BEGIN Extracted text
I slipped into a simple-yet-satisfying daily routine. I’d rise early, stretch, pack my bags and check email before reaching the breakfast table about 7AM. After checking out of my lodging, I’d then meander through town, picking up lunch and snacking supplies from a gourmet food shop, grocery store or open-air market. Typically, picnic lunch consisted of a baguette, cheese, pâté, chocolate and some fruit. And wine, of course. Usually a full-bodied Malbec blend.
I’d hike a couple hours, steady as she goes, stopping only for photos or to adjust my clothing as the day grew warmer. Around 10:30AM, I’d take my first real break for second breakfast, or “casse-croûte” as it’s known in France. Then it was onto my next hill-town for lunch. Sometimes I ate lunch in town. Other times, I wandered the stone streets before spreading my picnic on a bench, moss-covered stone bridge or a quiet oak forest just outside town. I’d then take a short nap in the sun or catch up on my journaling.
After lunch, I’d walk with intent. Again, only stopping to slug some wine, tour a sight (usually a church or castle) and snap photos. I’d pull into my B&B or “gite” (like a hostel for hikers) by about 6PM. That was enough time to check email, shower, stretch, sink-wash my socks and t-shirt and limp into town for an “apéritif” at a local cafe. If dinner wasn’t provided, then I’d meander the main streets reading restaurants’ handwritten menu boards until landing on one I liked. After a bottle of wine at dinner, feet barking, I’d slip into bed, usually by about 9 or 10PM. Sleep came fast.
Wake up and repeat. Times six. Trail life is life distilled: You eat, drink, sleep and repair your body. Wake up and do it again. It’s oddly satisfying. Especially when you know there’s great food, wine and kinship at the end of every day’s walk.
So, let me recap the first part of the week. Hopefully, it inspires you to take your own self-guided walk in Provence. Ask me how. And stay tuned for part 2, coming your way next month.
Hiking France Day 1: Gordes to Roussillon via Abbaye Notre-Dame de Sénanque
After checking out of my glorious stone-cottage B&B, I begin my trek with … a side trip! That’s right, instead of heading east along the GR6 trail, I go two miles west, the complete opposite way. But for good reason: I’m touring the 12th-century Abbaye Notre-Dame de Sénanque before turning around and heading toward Roussillon after lunch.
The Abbaye doesn’t disappoint. Even though I’m several months too early to experience its famous lavender fields in bloom. An hour spent wandering the Abbaye’s placid stone halls has me feeling blissful, my soul full and ready to, you know, actually, really, finally begin my hike.
Retracing my steps along the GR6, I pass back through Gordes, the wonderful hill town made famous in Ridley Scott’s “A Good Year.” Spectacularly sited atop a broad hill overlooking the lower Lure River valley, Gordes is also the biggest and most-touristy town I’ll encounter during my entire trip. But on this cloudless, 60-degree March day it’s mostly deserted.
END Extracted text
BEGIN Information given
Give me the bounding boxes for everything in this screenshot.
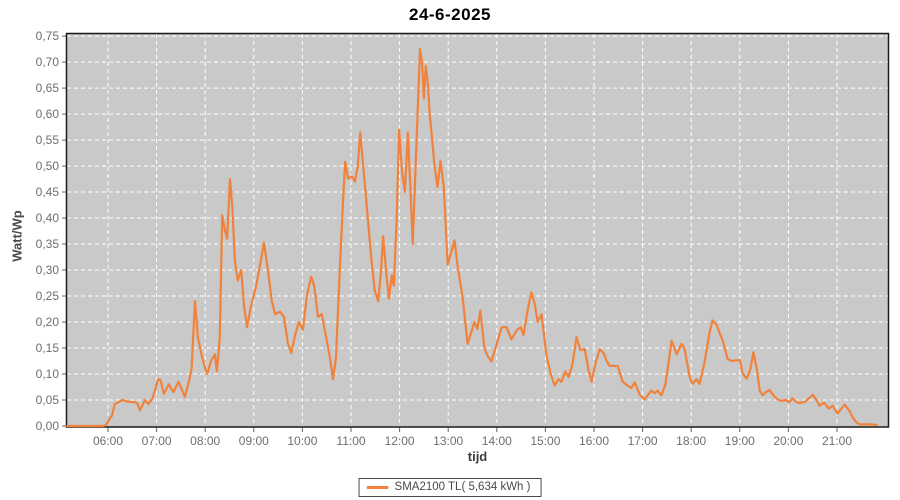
- x-tick-label: 19:00: [725, 434, 755, 448]
- x-tick-label: 10:00: [287, 434, 317, 448]
- x-tick-label: 13:00: [433, 434, 463, 448]
- x-tick-label: 21:00: [822, 434, 852, 448]
- x-tick-label: 08:00: [190, 434, 220, 448]
- y-tick-label: 0,00: [36, 419, 60, 433]
- y-tick-label: 0,30: [36, 263, 60, 277]
- y-tick-label: 0,50: [36, 159, 60, 173]
- y-tick-label: 0,65: [36, 81, 60, 95]
- x-tick-label: 16:00: [579, 434, 609, 448]
- y-tick-label: 0,45: [36, 185, 60, 199]
- plot-border: [65, 32, 890, 428]
- y-tick-label: 0,10: [36, 367, 60, 381]
- legend: SMA2100 TL( 5,634 kWh ): [358, 478, 542, 497]
- x-tick-label: 09:00: [239, 434, 269, 448]
- y-tick-label: 0,15: [36, 341, 60, 355]
- y-tick-label: 0,25: [36, 289, 60, 303]
- x-tick-label: 12:00: [385, 434, 415, 448]
- y-tick-label: 0,20: [36, 315, 60, 329]
- plot-background: [66, 33, 889, 427]
- y-tick-label: 0,35: [36, 237, 60, 251]
- x-axis-title: tijd: [467, 449, 488, 464]
- chart-title: 24-6-2025: [408, 5, 491, 24]
- x-tick-label: 18:00: [676, 434, 706, 448]
- x-tick-label: 17:00: [628, 434, 658, 448]
- x-tick-label: 20:00: [773, 434, 803, 448]
- legend-line-swatch: [366, 485, 389, 489]
- y-tick-label: 0,75: [36, 29, 60, 43]
- x-tick-label: 07:00: [142, 434, 172, 448]
- x-tick-label: 15:00: [530, 434, 560, 448]
- series-line: [66, 47, 878, 428]
- y-tick-label: 0,40: [36, 211, 60, 225]
- y-tick-label: 0,05: [36, 393, 60, 407]
- y-tick-label: 0,70: [36, 55, 60, 69]
- legend-series-label: SMA2100 TL( 5,634 kWh ): [394, 481, 531, 493]
- y-tick-label: 0,60: [36, 107, 60, 121]
- y-axis-title-text: Watt/Wp: [9, 210, 25, 262]
- x-tick-label: 14:00: [482, 434, 512, 448]
- y-tick-label: 0,55: [36, 133, 60, 147]
- x-tick-label: 11:00: [336, 434, 365, 448]
- x-tick-label: 06:00: [93, 434, 123, 448]
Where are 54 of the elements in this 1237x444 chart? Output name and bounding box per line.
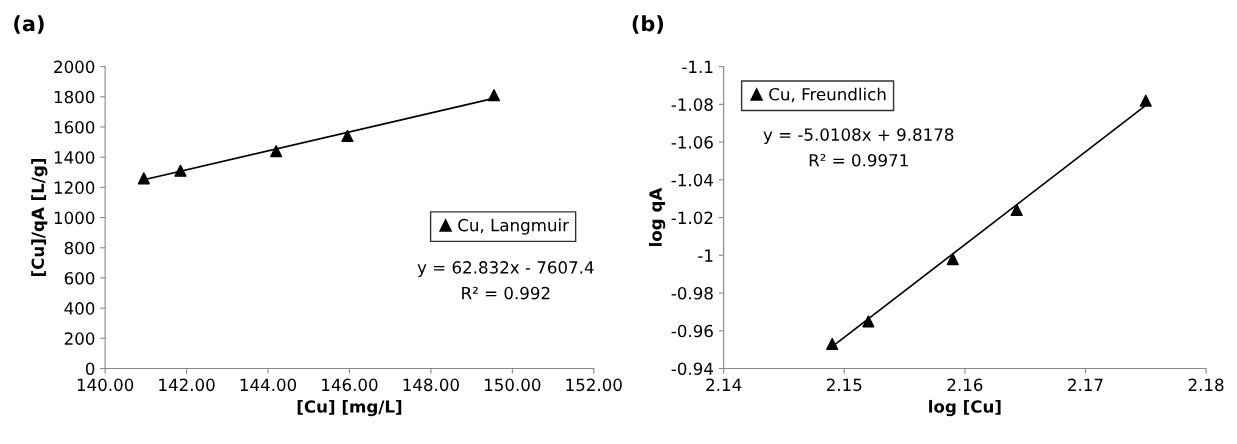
END Information given
From the Provence hiking text, list each food or drink it names as part of the typical picnic lunch.

Right answer =
- Baguette
- Cheese
- Pâté
- Chocolate
- Fruit
- Wine